> **Your instructions**
Omit the images. Copy each entry word for word.

> **Listed records**
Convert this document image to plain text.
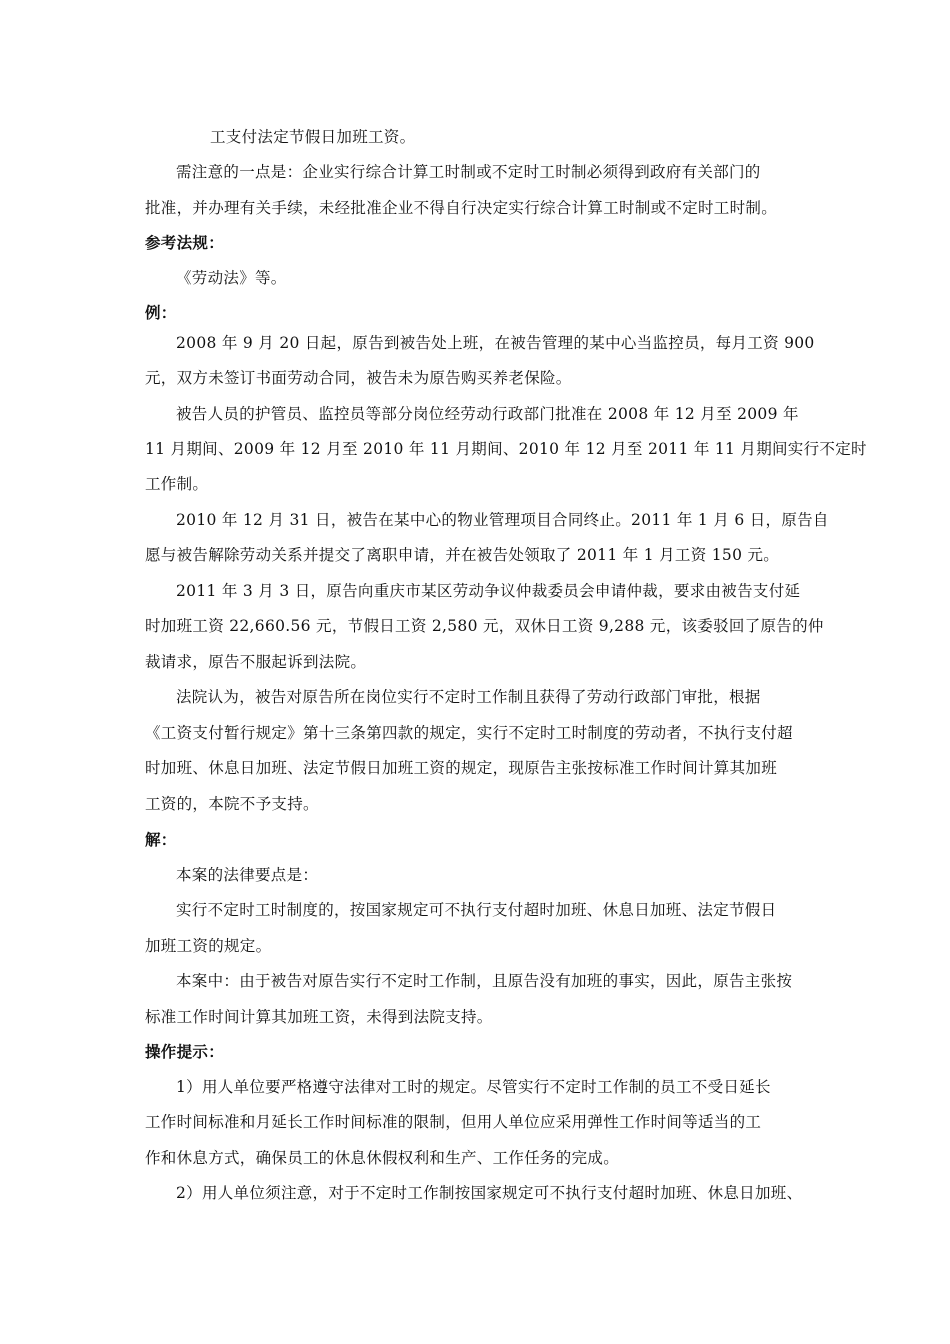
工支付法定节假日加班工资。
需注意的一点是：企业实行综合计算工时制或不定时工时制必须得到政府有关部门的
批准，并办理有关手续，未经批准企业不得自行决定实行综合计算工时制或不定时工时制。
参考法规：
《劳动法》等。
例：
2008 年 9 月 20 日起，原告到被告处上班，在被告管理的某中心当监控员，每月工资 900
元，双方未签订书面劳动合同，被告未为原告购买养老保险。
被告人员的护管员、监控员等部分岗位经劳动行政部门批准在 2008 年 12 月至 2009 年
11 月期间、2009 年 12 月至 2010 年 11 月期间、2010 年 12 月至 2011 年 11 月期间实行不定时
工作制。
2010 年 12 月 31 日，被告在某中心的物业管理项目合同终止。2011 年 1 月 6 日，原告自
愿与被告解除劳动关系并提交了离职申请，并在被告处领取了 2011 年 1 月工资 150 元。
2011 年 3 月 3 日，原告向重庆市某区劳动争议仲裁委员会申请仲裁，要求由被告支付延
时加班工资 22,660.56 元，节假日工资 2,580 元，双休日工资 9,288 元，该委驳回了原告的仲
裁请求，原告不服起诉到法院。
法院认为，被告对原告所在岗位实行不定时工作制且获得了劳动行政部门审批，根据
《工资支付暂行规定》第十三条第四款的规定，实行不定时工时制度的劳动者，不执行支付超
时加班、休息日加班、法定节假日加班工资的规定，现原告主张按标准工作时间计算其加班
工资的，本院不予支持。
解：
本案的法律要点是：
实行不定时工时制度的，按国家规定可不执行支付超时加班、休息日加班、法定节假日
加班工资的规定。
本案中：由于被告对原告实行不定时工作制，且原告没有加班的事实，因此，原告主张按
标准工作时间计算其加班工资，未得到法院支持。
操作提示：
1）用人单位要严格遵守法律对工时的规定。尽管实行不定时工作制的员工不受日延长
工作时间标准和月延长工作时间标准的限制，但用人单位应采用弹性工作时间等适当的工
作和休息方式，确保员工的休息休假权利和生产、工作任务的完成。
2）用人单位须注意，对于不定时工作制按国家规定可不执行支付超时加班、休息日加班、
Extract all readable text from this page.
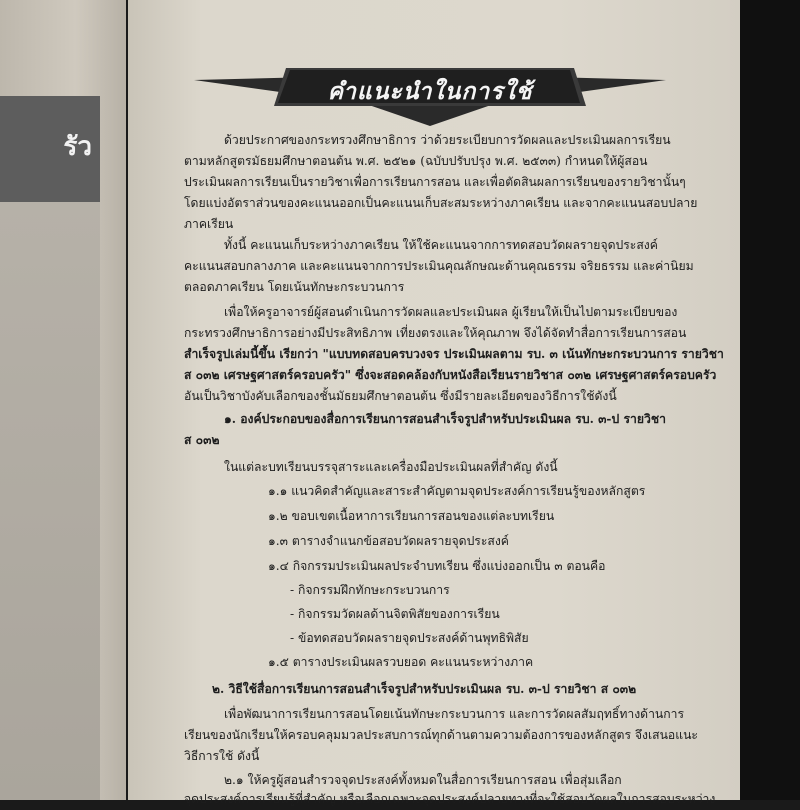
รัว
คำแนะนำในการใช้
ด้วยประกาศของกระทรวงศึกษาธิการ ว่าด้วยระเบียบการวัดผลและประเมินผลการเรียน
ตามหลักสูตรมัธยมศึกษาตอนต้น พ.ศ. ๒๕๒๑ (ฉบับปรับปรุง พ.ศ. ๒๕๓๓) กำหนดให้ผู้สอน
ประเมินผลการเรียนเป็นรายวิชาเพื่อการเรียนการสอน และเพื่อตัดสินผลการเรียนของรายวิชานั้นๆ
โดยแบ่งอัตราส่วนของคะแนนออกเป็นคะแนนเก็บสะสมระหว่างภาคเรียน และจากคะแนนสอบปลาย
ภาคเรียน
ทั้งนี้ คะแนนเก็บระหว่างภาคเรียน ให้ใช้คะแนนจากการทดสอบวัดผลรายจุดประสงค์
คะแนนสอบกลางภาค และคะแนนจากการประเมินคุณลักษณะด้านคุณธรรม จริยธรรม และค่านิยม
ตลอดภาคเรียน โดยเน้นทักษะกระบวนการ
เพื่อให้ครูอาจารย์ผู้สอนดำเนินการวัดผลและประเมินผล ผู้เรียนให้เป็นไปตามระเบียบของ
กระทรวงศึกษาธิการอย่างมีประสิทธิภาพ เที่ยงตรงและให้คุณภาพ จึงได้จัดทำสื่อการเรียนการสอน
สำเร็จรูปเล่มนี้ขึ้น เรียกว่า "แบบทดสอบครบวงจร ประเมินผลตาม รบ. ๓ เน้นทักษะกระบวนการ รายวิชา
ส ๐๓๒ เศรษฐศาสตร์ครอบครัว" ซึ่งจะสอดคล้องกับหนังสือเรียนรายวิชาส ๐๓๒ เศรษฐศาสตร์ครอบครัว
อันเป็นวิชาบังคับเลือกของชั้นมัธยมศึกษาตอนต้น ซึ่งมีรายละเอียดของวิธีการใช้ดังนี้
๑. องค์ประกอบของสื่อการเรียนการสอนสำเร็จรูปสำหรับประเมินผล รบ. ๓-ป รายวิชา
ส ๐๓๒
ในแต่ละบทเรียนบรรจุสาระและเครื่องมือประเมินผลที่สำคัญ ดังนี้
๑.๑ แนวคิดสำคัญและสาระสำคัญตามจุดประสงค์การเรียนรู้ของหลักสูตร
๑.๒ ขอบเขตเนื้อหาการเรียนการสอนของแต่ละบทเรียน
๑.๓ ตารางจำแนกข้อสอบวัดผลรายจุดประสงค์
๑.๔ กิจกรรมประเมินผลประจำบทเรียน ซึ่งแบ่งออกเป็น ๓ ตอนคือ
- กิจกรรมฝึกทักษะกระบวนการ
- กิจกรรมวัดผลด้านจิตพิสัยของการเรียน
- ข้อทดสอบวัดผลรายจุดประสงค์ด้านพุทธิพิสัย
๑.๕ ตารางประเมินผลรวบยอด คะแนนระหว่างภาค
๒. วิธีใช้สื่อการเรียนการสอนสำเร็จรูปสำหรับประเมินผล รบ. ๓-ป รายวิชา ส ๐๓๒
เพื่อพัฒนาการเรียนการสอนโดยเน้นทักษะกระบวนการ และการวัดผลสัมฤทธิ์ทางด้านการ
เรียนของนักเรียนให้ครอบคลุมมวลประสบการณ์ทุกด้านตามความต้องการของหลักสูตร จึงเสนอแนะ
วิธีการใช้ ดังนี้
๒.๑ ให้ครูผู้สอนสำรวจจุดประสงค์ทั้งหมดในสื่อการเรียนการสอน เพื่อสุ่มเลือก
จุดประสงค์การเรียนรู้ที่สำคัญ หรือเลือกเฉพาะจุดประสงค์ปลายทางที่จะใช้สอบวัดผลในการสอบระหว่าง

> **Expected answer**
Convert this document image to plain text.
工支付法定节假日加班工资。
需注意的一点是：企业实行综合计算工时制或不定时工时制必须得到政府有关部门的
批准，并办理有关手续，未经批准企业不得自行决定实行综合计算工时制或不定时工时制。
参考法规：
《劳动法》等。
例：
2008 年 9 月 20 日起，原告到被告处上班，在被告管理的某中心当监控员，每月工资 900
元，双方未签订书面劳动合同，被告未为原告购买养老保险。
被告人员的护管员、监控员等部分岗位经劳动行政部门批准在 2008 年 12 月至 2009 年
11 月期间、2009 年 12 月至 2010 年 11 月期间、2010 年 12 月至 2011 年 11 月期间实行不定时
工作制。
2010 年 12 月 31 日，被告在某中心的物业管理项目合同终止。2011 年 1 月 6 日，原告自
愿与被告解除劳动关系并提交了离职申请，并在被告处领取了 2011 年 1 月工资 150 元。
2011 年 3 月 3 日，原告向重庆市某区劳动争议仲裁委员会申请仲裁，要求由被告支付延
时加班工资 22,660.56 元，节假日工资 2,580 元，双休日工资 9,288 元，该委驳回了原告的仲
裁请求，原告不服起诉到法院。
法院认为，被告对原告所在岗位实行不定时工作制且获得了劳动行政部门审批，根据
《工资支付暂行规定》第十三条第四款的规定，实行不定时工时制度的劳动者，不执行支付超
时加班、休息日加班、法定节假日加班工资的规定，现原告主张按标准工作时间计算其加班
工资的，本院不予支持。
解：
本案的法律要点是：
实行不定时工时制度的，按国家规定可不执行支付超时加班、休息日加班、法定节假日
加班工资的规定。
本案中：由于被告对原告实行不定时工作制，且原告没有加班的事实，因此，原告主张按
标准工作时间计算其加班工资，未得到法院支持。
操作提示：
1）用人单位要严格遵守法律对工时的规定。尽管实行不定时工作制的员工不受日延长
工作时间标准和月延长工作时间标准的限制，但用人单位应采用弹性工作时间等适当的工
作和休息方式，确保员工的休息休假权利和生产、工作任务的完成。
2）用人单位须注意，对于不定时工作制按国家规定可不执行支付超时加班、休息日加班、
Extract all readable text from this page.
รัว
คำแนะนำในการใช้
ด้วยประกาศของกระทรวงศึกษาธิการ ว่าด้วยระเบียบการวัดผลและประเมินผลการเรียน
ตามหลักสูตรมัธยมศึกษาตอนต้น พ.ศ. ๒๕๒๑ (ฉบับปรับปรุง พ.ศ. ๒๕๓๓) กำหนดให้ผู้สอน
ประเมินผลการเรียนเป็นรายวิชาเพื่อการเรียนการสอน และเพื่อตัดสินผลการเรียนของรายวิชานั้นๆ
โดยแบ่งอัตราส่วนของคะแนนออกเป็นคะแนนเก็บสะสมระหว่างภาคเรียน และจากคะแนนสอบปลาย
ภาคเรียน
ทั้งนี้ คะแนนเก็บระหว่างภาคเรียน ให้ใช้คะแนนจากการทดสอบวัดผลรายจุดประสงค์
คะแนนสอบกลางภาค และคะแนนจากการประเมินคุณลักษณะด้านคุณธรรม จริยธรรม และค่านิยม
ตลอดภาคเรียน โดยเน้นทักษะกระบวนการ
เพื่อให้ครูอาจารย์ผู้สอนดำเนินการวัดผลและประเมินผล ผู้เรียนให้เป็นไปตามระเบียบของ
กระทรวงศึกษาธิการอย่างมีประสิทธิภาพ เที่ยงตรงและให้คุณภาพ จึงได้จัดทำสื่อการเรียนการสอน
สำเร็จรูปเล่มนี้ขึ้น เรียกว่า "แบบทดสอบครบวงจร ประเมินผลตาม รบ. ๓ เน้นทักษะกระบวนการ รายวิชา
ส ๐๓๒ เศรษฐศาสตร์ครอบครัว" ซึ่งจะสอดคล้องกับหนังสือเรียนรายวิชาส ๐๓๒ เศรษฐศาสตร์ครอบครัว
อันเป็นวิชาบังคับเลือกของชั้นมัธยมศึกษาตอนต้น ซึ่งมีรายละเอียดของวิธีการใช้ดังนี้
๑. องค์ประกอบของสื่อการเรียนการสอนสำเร็จรูปสำหรับประเมินผล รบ. ๓-ป รายวิชา
ส ๐๓๒
ในแต่ละบทเรียนบรรจุสาระและเครื่องมือประเมินผลที่สำคัญ ดังนี้
๑.๑ แนวคิดสำคัญและสาระสำคัญตามจุดประสงค์การเรียนรู้ของหลักสูตร
๑.๒ ขอบเขตเนื้อหาการเรียนการสอนของแต่ละบทเรียน
๑.๓ ตารางจำแนกข้อสอบวัดผลรายจุดประสงค์
๑.๔ กิจกรรมประเมินผลประจำบทเรียน ซึ่งแบ่งออกเป็น ๓ ตอนคือ
- กิจกรรมฝึกทักษะกระบวนการ
- กิจกรรมวัดผลด้านจิตพิสัยของการเรียน
- ข้อทดสอบวัดผลรายจุดประสงค์ด้านพุทธิพิสัย
๑.๕ ตารางประเมินผลรวบยอด คะแนนระหว่างภาค
๒. วิธีใช้สื่อการเรียนการสอนสำเร็จรูปสำหรับประเมินผล รบ. ๓-ป รายวิชา ส ๐๓๒
เพื่อพัฒนาการเรียนการสอนโดยเน้นทักษะกระบวนการ และการวัดผลสัมฤทธิ์ทางด้านการ
เรียนของนักเรียนให้ครอบคลุมมวลประสบการณ์ทุกด้านตามความต้องการของหลักสูตร จึงเสนอแนะ
วิธีการใช้ ดังนี้
๒.๑ ให้ครูผู้สอนสำรวจจุดประสงค์ทั้งหมดในสื่อการเรียนการสอน เพื่อสุ่มเลือก
จุดประสงค์การเรียนรู้ที่สำคัญ หรือเลือกเฉพาะจุดประสงค์ปลายทางที่จะใช้สอบวัดผลในการสอบระหว่าง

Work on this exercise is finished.